[Saved entries]
** Start **

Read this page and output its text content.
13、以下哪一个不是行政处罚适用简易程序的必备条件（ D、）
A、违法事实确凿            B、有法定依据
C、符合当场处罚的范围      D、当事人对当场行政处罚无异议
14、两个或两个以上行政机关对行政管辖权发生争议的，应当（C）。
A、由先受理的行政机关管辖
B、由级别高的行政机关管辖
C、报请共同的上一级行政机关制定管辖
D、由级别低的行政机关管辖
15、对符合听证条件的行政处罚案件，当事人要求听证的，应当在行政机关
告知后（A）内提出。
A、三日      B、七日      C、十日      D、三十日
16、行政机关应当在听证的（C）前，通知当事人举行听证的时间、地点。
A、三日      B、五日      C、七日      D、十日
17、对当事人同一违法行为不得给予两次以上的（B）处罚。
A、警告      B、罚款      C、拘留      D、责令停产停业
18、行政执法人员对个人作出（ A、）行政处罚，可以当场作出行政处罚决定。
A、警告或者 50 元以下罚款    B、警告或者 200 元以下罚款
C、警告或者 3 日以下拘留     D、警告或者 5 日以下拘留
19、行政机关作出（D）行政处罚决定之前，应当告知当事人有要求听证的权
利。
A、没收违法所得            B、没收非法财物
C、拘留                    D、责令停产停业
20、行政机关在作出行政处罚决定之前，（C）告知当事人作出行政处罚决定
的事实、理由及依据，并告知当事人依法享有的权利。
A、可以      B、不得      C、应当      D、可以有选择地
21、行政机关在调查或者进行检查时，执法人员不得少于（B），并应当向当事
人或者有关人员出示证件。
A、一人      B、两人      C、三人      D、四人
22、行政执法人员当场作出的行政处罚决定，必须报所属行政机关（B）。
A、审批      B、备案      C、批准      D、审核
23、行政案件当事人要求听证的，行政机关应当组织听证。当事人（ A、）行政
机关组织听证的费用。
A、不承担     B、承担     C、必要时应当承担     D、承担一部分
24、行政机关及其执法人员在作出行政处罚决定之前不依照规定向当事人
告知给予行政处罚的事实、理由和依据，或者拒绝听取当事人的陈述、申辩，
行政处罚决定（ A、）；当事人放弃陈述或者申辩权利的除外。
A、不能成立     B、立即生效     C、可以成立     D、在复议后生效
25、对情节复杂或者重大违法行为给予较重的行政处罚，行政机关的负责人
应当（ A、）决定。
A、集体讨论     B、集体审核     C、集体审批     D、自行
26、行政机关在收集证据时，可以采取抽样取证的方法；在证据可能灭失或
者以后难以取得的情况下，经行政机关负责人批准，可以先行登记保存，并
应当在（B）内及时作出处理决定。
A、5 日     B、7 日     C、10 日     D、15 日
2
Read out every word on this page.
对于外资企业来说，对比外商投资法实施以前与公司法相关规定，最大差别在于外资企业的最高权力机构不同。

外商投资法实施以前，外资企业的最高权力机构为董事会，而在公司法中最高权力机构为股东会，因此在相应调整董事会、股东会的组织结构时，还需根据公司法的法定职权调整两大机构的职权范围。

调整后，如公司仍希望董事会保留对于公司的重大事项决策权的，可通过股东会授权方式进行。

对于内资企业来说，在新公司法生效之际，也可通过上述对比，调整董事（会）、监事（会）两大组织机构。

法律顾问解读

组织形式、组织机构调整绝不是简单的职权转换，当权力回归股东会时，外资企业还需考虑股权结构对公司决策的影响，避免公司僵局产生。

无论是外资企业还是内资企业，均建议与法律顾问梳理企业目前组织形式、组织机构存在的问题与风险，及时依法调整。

** End **

» **INSTRUCTIONS TO FOLLOW**
Copy every record exactly as presented.

» **ANSWER TO THE PROBLEM**
Read this page and output its text content.
13、以下哪一个不是行政处罚适用简易程序的必备条件（ D、）
A、违法事实确凿            B、有法定依据
C、符合当场处罚的范围      D、当事人对当场行政处罚无异议
14、两个或两个以上行政机关对行政管辖权发生争议的，应当（C）。
A、由先受理的行政机关管辖
B、由级别高的行政机关管辖
C、报请共同的上一级行政机关制定管辖
D、由级别低的行政机关管辖
15、对符合听证条件的行政处罚案件，当事人要求听证的，应当在行政机关
告知后（A）内提出。
A、三日      B、七日      C、十日      D、三十日
16、行政机关应当在听证的（C）前，通知当事人举行听证的时间、地点。
A、三日      B、五日      C、七日      D、十日
17、对当事人同一违法行为不得给予两次以上的（B）处罚。
A、警告      B、罚款      C、拘留      D、责令停产停业
18、行政执法人员对个人作出（ A、）行政处罚，可以当场作出行政处罚决定。
A、警告或者 50 元以下罚款    B、警告或者 200 元以下罚款
C、警告或者 3 日以下拘留     D、警告或者 5 日以下拘留
19、行政机关作出（D）行政处罚决定之前，应当告知当事人有要求听证的权
利。
A、没收违法所得            B、没收非法财物
C、拘留                    D、责令停产停业
20、行政机关在作出行政处罚决定之前，（C）告知当事人作出行政处罚决定
的事实、理由及依据，并告知当事人依法享有的权利。
A、可以      B、不得      C、应当      D、可以有选择地
21、行政机关在调查或者进行检查时，执法人员不得少于（B），并应当向当事
人或者有关人员出示证件。
A、一人      B、两人      C、三人      D、四人
22、行政执法人员当场作出的行政处罚决定，必须报所属行政机关（B）。
A、审批      B、备案      C、批准      D、审核
23、行政案件当事人要求听证的，行政机关应当组织听证。当事人（ A、）行政
机关组织听证的费用。
A、不承担     B、承担     C、必要时应当承担     D、承担一部分
24、行政机关及其执法人员在作出行政处罚决定之前不依照规定向当事人
告知给予行政处罚的事实、理由和依据，或者拒绝听取当事人的陈述、申辩，
行政处罚决定（ A、）；当事人放弃陈述或者申辩权利的除外。
A、不能成立     B、立即生效     C、可以成立     D、在复议后生效
25、对情节复杂或者重大违法行为给予较重的行政处罚，行政机关的负责人
应当（ A、）决定。
A、集体讨论     B、集体审核     C、集体审批     D、自行
26、行政机关在收集证据时，可以采取抽样取证的方法；在证据可能灭失或
者以后难以取得的情况下，经行政机关负责人批准，可以先行登记保存，并
应当在（B）内及时作出处理决定。
A、5 日     B、7 日     C、10 日     D、15 日
2
Read out every word on this page.
对于外资企业来说，对比外商投资法实施以前与公司法相关规定，最大差别在于外资企业的最高权力机构不同。

外商投资法实施以前，外资企业的最高权力机构为董事会，而在公司法中最高权力机构为股东会，因此在相应调整董事会、股东会的组织结构时，还需根据公司法的法定职权调整两大机构的职权范围。

调整后，如公司仍希望董事会保留对于公司的重大事项决策权的，可通过股东会授权方式进行。

对于内资企业来说，在新公司法生效之际，也可通过上述对比，调整董事（会）、监事（会）两大组织机构。

法律顾问解读

组织形式、组织机构调整绝不是简单的职权转换，当权力回归股东会时，外资企业还需考虑股权结构对公司决策的影响，避免公司僵局产生。

无论是外资企业还是内资企业，均建议与法律顾问梳理企业目前组织形式、组织机构存在的问题与风险，及时依法调整。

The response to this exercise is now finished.